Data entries
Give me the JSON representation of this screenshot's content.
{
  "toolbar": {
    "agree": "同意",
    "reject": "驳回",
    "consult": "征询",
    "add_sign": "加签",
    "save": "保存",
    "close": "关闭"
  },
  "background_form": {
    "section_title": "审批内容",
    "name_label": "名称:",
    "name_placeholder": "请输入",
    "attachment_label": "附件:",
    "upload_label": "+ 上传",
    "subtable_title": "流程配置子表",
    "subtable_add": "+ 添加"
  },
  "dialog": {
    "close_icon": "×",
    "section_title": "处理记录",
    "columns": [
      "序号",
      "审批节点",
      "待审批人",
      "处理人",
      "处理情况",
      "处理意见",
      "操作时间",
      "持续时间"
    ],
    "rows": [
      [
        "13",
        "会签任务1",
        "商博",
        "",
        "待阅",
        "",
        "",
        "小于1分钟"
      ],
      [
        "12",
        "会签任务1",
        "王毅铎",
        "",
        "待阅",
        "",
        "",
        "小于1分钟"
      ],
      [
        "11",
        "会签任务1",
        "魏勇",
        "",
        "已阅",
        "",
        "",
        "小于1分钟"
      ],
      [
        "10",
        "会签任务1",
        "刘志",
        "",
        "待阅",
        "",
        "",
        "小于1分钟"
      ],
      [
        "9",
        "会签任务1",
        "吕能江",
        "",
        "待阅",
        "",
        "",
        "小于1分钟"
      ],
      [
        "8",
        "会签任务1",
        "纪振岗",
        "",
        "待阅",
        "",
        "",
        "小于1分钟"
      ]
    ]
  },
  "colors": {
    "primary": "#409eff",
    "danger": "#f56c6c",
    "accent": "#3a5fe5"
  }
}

==

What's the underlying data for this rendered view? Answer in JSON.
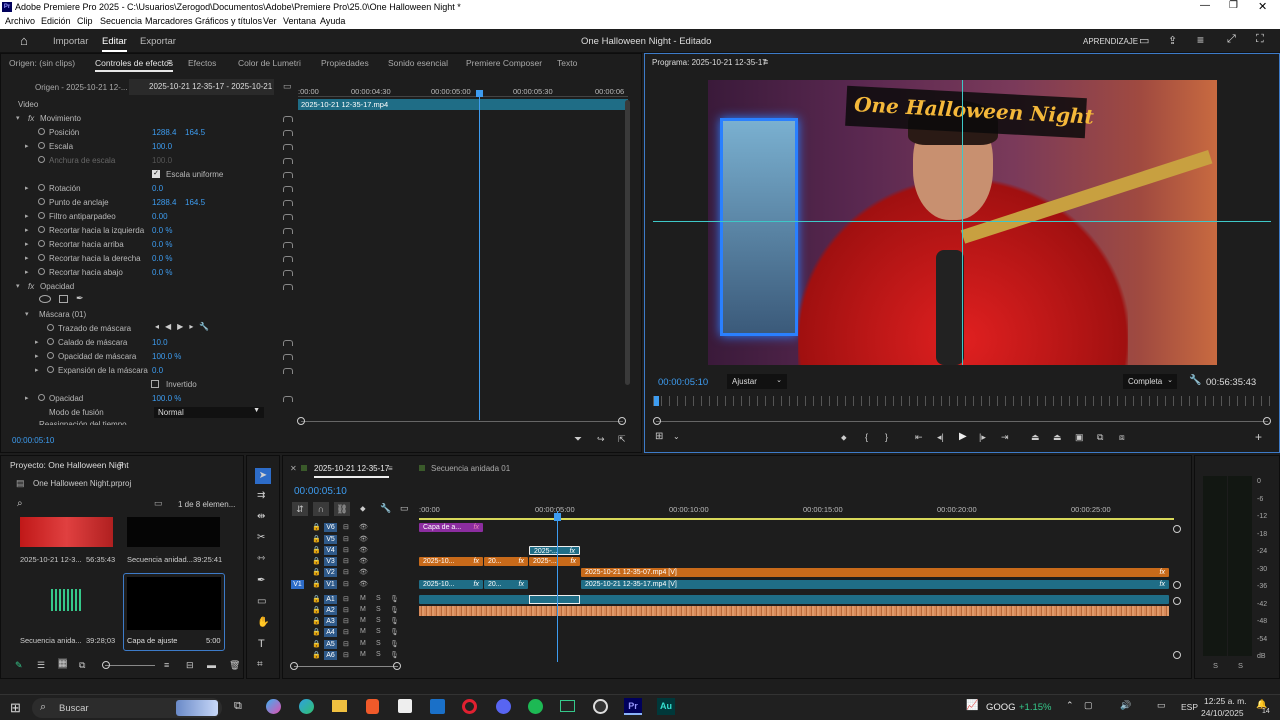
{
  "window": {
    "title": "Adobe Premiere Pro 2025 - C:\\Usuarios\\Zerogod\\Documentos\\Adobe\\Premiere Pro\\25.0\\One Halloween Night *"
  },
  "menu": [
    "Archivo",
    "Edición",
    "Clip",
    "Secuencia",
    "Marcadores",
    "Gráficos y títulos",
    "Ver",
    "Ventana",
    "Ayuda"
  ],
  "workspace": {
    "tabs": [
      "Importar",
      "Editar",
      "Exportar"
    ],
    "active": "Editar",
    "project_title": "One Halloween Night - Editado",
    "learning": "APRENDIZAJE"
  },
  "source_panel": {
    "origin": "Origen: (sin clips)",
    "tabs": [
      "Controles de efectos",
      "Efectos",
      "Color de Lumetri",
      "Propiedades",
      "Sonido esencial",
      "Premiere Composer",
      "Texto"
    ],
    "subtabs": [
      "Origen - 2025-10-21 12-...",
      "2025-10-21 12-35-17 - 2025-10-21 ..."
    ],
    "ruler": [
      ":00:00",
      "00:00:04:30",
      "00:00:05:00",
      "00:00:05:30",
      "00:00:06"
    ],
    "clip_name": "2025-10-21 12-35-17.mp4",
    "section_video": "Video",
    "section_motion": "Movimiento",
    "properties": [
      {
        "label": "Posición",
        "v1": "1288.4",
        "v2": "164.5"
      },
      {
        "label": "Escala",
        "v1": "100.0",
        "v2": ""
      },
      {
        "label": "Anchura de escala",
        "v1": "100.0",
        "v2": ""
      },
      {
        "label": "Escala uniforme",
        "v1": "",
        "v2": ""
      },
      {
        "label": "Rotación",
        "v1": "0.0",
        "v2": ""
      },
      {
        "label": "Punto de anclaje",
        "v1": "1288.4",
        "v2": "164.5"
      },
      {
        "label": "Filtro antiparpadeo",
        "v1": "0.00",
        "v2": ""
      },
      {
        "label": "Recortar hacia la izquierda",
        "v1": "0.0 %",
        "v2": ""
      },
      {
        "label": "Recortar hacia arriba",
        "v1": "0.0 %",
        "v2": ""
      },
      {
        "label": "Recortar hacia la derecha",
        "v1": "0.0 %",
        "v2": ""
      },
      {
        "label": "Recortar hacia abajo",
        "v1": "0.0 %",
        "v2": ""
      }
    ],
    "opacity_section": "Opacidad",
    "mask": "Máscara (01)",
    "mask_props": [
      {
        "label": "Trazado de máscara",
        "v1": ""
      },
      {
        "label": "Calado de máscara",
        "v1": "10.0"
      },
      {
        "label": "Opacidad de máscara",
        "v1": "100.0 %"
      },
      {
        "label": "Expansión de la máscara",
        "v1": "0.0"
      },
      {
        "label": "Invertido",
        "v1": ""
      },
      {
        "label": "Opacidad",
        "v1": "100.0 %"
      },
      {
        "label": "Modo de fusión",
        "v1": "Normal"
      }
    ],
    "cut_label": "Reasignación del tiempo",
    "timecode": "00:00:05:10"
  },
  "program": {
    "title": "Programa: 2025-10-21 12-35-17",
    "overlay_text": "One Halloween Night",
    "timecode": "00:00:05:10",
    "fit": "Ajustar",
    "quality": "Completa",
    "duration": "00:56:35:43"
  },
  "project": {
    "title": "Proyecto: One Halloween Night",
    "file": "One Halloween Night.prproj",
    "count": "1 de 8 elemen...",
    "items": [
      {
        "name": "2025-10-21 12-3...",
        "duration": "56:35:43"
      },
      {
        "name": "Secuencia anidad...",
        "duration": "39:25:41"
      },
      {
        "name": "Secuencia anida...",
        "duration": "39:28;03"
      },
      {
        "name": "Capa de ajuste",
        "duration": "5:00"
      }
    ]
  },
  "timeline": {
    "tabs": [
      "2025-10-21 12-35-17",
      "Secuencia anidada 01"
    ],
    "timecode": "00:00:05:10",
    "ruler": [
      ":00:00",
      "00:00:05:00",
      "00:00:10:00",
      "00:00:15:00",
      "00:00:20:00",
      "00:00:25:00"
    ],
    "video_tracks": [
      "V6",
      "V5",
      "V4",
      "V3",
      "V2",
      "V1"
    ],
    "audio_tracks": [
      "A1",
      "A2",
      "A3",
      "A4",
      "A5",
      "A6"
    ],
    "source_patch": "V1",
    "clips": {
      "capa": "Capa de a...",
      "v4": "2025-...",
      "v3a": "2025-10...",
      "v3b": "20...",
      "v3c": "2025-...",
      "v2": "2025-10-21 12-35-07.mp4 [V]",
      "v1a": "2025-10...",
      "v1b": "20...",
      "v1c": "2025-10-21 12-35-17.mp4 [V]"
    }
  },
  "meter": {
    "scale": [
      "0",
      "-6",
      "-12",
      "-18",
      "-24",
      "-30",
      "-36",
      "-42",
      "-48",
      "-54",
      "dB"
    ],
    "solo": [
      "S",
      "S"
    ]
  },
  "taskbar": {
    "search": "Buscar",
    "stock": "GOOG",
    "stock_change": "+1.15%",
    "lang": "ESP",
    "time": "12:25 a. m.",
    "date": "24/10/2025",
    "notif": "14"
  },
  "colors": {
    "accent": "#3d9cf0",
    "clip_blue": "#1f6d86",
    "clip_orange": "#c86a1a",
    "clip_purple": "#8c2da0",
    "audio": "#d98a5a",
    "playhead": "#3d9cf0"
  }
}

What is needed:
List every line above that holds the word "Halloween".

Task result:
    "title": "Adobe Premiere Pro 2025 - C:\\Usuarios\\Zerogod\\Documentos\\Adobe\\Premiere Pro\\25.0\\One Halloween Night *"
    "project_title": "One Halloween Night - Editado",
    "overlay_text": "One Halloween Night",
    "title": "Proyecto: One Halloween Night",
    "file": "One Halloween Night.prproj",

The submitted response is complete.